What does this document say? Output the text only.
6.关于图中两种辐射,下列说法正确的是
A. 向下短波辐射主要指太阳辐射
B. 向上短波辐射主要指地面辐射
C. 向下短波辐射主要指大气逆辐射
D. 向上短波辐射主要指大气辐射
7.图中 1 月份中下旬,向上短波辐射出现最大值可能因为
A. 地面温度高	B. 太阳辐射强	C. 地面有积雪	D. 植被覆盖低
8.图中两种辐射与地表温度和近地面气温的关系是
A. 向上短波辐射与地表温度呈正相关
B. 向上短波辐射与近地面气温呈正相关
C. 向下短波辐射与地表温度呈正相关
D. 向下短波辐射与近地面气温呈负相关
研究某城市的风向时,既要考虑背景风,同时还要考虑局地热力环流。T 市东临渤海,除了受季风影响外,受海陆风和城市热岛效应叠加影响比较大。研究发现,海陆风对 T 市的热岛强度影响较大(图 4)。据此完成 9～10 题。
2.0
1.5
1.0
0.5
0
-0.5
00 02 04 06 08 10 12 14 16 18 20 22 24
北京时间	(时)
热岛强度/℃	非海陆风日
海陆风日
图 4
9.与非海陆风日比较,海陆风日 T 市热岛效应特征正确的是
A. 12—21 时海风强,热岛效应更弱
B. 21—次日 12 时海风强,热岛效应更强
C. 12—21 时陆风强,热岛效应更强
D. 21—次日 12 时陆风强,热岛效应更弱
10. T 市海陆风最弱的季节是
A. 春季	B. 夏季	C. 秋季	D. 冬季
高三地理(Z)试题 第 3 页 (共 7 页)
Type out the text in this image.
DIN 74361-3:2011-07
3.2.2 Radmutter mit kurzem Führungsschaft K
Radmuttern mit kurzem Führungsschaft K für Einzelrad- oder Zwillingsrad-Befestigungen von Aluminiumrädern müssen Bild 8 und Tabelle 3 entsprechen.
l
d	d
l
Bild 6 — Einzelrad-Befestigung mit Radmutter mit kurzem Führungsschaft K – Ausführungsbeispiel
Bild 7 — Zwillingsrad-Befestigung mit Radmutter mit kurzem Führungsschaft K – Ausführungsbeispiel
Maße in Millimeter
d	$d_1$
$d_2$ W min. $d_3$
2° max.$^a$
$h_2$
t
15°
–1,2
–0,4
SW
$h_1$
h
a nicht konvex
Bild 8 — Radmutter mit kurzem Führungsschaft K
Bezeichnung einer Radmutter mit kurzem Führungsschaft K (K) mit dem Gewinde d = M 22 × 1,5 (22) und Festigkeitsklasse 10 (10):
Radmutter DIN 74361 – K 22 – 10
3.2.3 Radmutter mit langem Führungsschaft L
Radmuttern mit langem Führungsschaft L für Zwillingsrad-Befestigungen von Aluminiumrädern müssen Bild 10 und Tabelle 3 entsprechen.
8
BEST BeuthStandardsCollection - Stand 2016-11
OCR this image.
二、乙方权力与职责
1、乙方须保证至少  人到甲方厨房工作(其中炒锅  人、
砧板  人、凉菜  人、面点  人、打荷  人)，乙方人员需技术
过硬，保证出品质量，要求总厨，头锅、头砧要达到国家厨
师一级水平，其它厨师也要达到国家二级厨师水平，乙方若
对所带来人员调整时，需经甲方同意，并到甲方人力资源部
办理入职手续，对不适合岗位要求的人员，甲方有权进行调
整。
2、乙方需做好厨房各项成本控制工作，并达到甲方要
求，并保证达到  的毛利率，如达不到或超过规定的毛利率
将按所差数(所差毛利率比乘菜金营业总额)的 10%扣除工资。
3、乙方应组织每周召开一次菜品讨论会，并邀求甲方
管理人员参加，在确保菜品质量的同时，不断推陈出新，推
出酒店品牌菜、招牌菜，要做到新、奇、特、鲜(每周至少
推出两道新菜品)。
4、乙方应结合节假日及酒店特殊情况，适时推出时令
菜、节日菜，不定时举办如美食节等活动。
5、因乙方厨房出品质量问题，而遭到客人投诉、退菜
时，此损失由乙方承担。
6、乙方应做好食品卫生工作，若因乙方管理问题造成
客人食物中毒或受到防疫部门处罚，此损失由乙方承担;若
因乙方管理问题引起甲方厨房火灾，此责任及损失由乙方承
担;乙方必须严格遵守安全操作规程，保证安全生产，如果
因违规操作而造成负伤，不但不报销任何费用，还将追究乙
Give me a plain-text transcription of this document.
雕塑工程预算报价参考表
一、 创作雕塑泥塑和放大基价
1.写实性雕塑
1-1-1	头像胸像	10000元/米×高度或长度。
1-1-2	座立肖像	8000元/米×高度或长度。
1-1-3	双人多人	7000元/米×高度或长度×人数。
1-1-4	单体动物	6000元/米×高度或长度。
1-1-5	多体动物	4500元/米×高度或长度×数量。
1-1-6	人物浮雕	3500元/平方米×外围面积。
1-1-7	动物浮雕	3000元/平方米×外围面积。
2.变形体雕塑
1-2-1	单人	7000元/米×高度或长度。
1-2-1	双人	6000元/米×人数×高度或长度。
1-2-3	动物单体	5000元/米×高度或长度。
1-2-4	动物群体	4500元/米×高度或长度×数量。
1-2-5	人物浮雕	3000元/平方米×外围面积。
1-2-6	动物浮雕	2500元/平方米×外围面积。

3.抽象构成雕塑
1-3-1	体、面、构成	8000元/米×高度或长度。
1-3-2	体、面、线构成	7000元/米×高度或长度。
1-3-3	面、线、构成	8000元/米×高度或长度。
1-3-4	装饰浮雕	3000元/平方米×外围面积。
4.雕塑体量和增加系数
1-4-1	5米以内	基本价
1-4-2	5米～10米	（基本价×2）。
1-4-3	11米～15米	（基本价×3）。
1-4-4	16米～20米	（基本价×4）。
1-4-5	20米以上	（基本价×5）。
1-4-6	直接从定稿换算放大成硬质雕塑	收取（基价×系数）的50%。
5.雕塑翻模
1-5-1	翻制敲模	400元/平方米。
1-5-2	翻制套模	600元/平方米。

********************

• WHAT YOU WILL DO: Would you reproduce the material above in full, exactly as given?

• EXERCISE RESPONSE:
What does this document say? Output the text only.
6.关于图中两种辐射,下列说法正确的是
A. 向下短波辐射主要指太阳辐射
B. 向上短波辐射主要指地面辐射
C. 向下短波辐射主要指大气逆辐射
D. 向上短波辐射主要指大气辐射
7.图中 1 月份中下旬,向上短波辐射出现最大值可能因为
A. 地面温度高	B. 太阳辐射强	C. 地面有积雪	D. 植被覆盖低
8.图中两种辐射与地表温度和近地面气温的关系是
A. 向上短波辐射与地表温度呈正相关
B. 向上短波辐射与近地面气温呈正相关
C. 向下短波辐射与地表温度呈正相关
D. 向下短波辐射与近地面气温呈负相关
研究某城市的风向时,既要考虑背景风,同时还要考虑局地热力环流。T 市东临渤海,除了受季风影响外,受海陆风和城市热岛效应叠加影响比较大。研究发现,海陆风对 T 市的热岛强度影响较大(图 4)。据此完成 9～10 题。
2.0
1.5
1.0
0.5
0
-0.5
00 02 04 06 08 10 12 14 16 18 20 22 24
北京时间	(时)
热岛强度/℃	非海陆风日
海陆风日
图 4
9.与非海陆风日比较,海陆风日 T 市热岛效应特征正确的是
A. 12—21 时海风强,热岛效应更弱
B. 21—次日 12 时海风强,热岛效应更强
C. 12—21 时陆风强,热岛效应更强
D. 21—次日 12 时陆风强,热岛效应更弱
10. T 市海陆风最弱的季节是
A. 春季	B. 夏季	C. 秋季	D. 冬季
高三地理(Z)试题 第 3 页 (共 7 页)
Type out the text in this image.
DIN 74361-3:2011-07
3.2.2 Radmutter mit kurzem Führungsschaft K
Radmuttern mit kurzem Führungsschaft K für Einzelrad- oder Zwillingsrad-Befestigungen von Aluminiumrädern müssen Bild 8 und Tabelle 3 entsprechen.
l
d	d
l
Bild 6 — Einzelrad-Befestigung mit Radmutter mit kurzem Führungsschaft K – Ausführungsbeispiel
Bild 7 — Zwillingsrad-Befestigung mit Radmutter mit kurzem Führungsschaft K – Ausführungsbeispiel
Maße in Millimeter
d	$d_1$
$d_2$ W min. $d_3$
2° max.$^a$
$h_2$
t
15°
–1,2
–0,4
SW
$h_1$
h
a nicht konvex
Bild 8 — Radmutter mit kurzem Führungsschaft K
Bezeichnung einer Radmutter mit kurzem Führungsschaft K (K) mit dem Gewinde d = M 22 × 1,5 (22) und Festigkeitsklasse 10 (10):
Radmutter DIN 74361 – K 22 – 10
3.2.3 Radmutter mit langem Führungsschaft L
Radmuttern mit langem Führungsschaft L für Zwillingsrad-Befestigungen von Aluminiumrädern müssen Bild 10 und Tabelle 3 entsprechen.
8
BEST BeuthStandardsCollection - Stand 2016-11
OCR this image.
二、乙方权力与职责
1、乙方须保证至少  人到甲方厨房工作(其中炒锅  人、
砧板  人、凉菜  人、面点  人、打荷  人)，乙方人员需技术
过硬，保证出品质量，要求总厨，头锅、头砧要达到国家厨
师一级水平，其它厨师也要达到国家二级厨师水平，乙方若
对所带来人员调整时，需经甲方同意，并到甲方人力资源部
办理入职手续，对不适合岗位要求的人员，甲方有权进行调
整。
2、乙方需做好厨房各项成本控制工作，并达到甲方要
求，并保证达到  的毛利率，如达不到或超过规定的毛利率
将按所差数(所差毛利率比乘菜金营业总额)的 10%扣除工资。
3、乙方应组织每周召开一次菜品讨论会，并邀求甲方
管理人员参加，在确保菜品质量的同时，不断推陈出新，推
出酒店品牌菜、招牌菜，要做到新、奇、特、鲜(每周至少
推出两道新菜品)。
4、乙方应结合节假日及酒店特殊情况，适时推出时令
菜、节日菜，不定时举办如美食节等活动。
5、因乙方厨房出品质量问题，而遭到客人投诉、退菜
时，此损失由乙方承担。
6、乙方应做好食品卫生工作，若因乙方管理问题造成
客人食物中毒或受到防疫部门处罚，此损失由乙方承担;若
因乙方管理问题引起甲方厨房火灾，此责任及损失由乙方承
担;乙方必须严格遵守安全操作规程，保证安全生产，如果
因违规操作而造成负伤，不但不报销任何费用，还将追究乙
Give me a plain-text transcription of this document.
雕塑工程预算报价参考表
一、 创作雕塑泥塑和放大基价
1.写实性雕塑
1-1-1	头像胸像	10000元/米×高度或长度。
1-1-2	座立肖像	8000元/米×高度或长度。
1-1-3	双人多人	7000元/米×高度或长度×人数。
1-1-4	单体动物	6000元/米×高度或长度。
1-1-5	多体动物	4500元/米×高度或长度×数量。
1-1-6	人物浮雕	3500元/平方米×外围面积。
1-1-7	动物浮雕	3000元/平方米×外围面积。
2.变形体雕塑
1-2-1	单人	7000元/米×高度或长度。
1-2-1	双人	6000元/米×人数×高度或长度。
1-2-3	动物单体	5000元/米×高度或长度。
1-2-4	动物群体	4500元/米×高度或长度×数量。
1-2-5	人物浮雕	3000元/平方米×外围面积。
1-2-6	动物浮雕	2500元/平方米×外围面积。

3.抽象构成雕塑
1-3-1	体、面、构成	8000元/米×高度或长度。
1-3-2	体、面、线构成	7000元/米×高度或长度。
1-3-3	面、线、构成	8000元/米×高度或长度。
1-3-4	装饰浮雕	3000元/平方米×外围面积。
4.雕塑体量和增加系数
1-4-1	5米以内	基本价
1-4-2	5米～10米	（基本价×2）。
1-4-3	11米～15米	（基本价×3）。
1-4-4	16米～20米	（基本价×4）。
1-4-5	20米以上	（基本价×5）。
1-4-6	直接从定稿换算放大成硬质雕塑	收取（基价×系数）的50%。
5.雕塑翻模
1-5-1	翻制敲模	400元/平方米。
1-5-2	翻制套模	600元/平方米。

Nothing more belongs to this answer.